## PROBLEM TO WORK ON
Read the listing below and copy out every line that holds "links".

## DATA EXCERPTS
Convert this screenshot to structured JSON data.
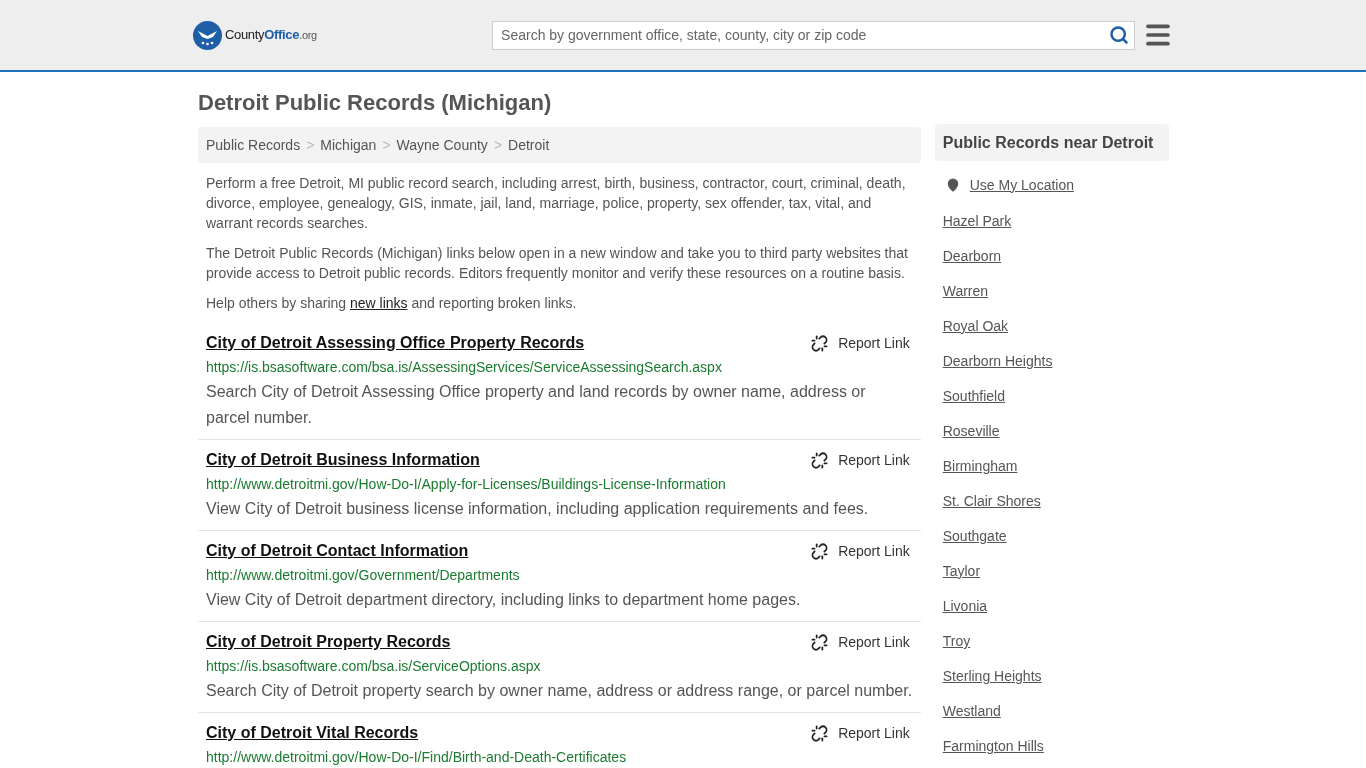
{
  "header": {
    "logo": {
      "name": "County",
      "highlight": "Office",
      "suffix": ".org"
    },
    "search": {
      "placeholder": "Search by government office, state, county, city or zip code"
    }
  },
  "title": "Detroit Public Records (Michigan)",
  "breadcrumb": [
    "Public Records",
    "Michigan",
    "Wayne County",
    "Detroit"
  ],
  "breadcrumb_separator": ">",
  "intro": [
    "Perform a free Detroit, MI public record search, including arrest, birth, business, contractor, court, criminal, death, divorce, employee, genealogy, GIS, inmate, jail, land, marriage, police, property, sex offender, tax, vital, and warrant records searches.",
    "The Detroit Public Records (Michigan) links below open in a new window and take you to third party websites that provide access to Detroit public records. Editors frequently monitor and verify these resources on a routine basis."
  ],
  "help": {
    "before": "Help others by sharing",
    "link": "new links",
    "after": "and reporting broken links."
  },
  "records": [
    {
      "title": "City of Detroit Assessing Office Property Records",
      "url": "https://is.bsasoftware.com/bsa.is/AssessingServices/ServiceAssessingSearch.aspx",
      "description": "Search City of Detroit Assessing Office property and land records by owner name, address or parcel number.",
      "report": "Report Link"
    },
    {
      "title": "City of Detroit Business Information",
      "url": "http://www.detroitmi.gov/How-Do-I/Apply-for-Licenses/Buildings-License-Information",
      "description": "View City of Detroit business license information, including application requirements and fees.",
      "report": "Report Link"
    },
    {
      "title": "City of Detroit Contact Information",
      "url": "http://www.detroitmi.gov/Government/Departments",
      "description": "View City of Detroit department directory, including links to department home pages.",
      "report": "Report Link"
    },
    {
      "title": "City of Detroit Property Records",
      "url": "https://is.bsasoftware.com/bsa.is/ServiceOptions.aspx",
      "description": "Search City of Detroit property search by owner name, address or address range, or parcel number.",
      "report": "Report Link"
    },
    {
      "title": "City of Detroit Vital Records",
      "url": "http://www.detroitmi.gov/How-Do-I/Find/Birth-and-Death-Certificates",
      "report": "Report Link"
    }
  ],
  "sidebar": {
    "title": "Public Records near Detroit",
    "location": "Use My Location",
    "places": [
      "Hazel Park",
      "Dearborn",
      "Warren",
      "Royal Oak",
      "Dearborn Heights",
      "Southfield",
      "Roseville",
      "Birmingham",
      "St. Clair Shores",
      "Southgate",
      "Taylor",
      "Livonia",
      "Troy",
      "Sterling Heights",
      "Westland",
      "Farmington Hills"
    ]
  }
}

## THE RESPONSE
    "The Detroit Public Records (Michigan) links below open in a new window and take you to third party websites that provide access to Detroit public records. Editors frequently monitor and verify these resources on a routine basis."
    "link": "new links",
    "after": "and reporting broken links."
      "description": "View City of Detroit department directory, including links to department home pages.",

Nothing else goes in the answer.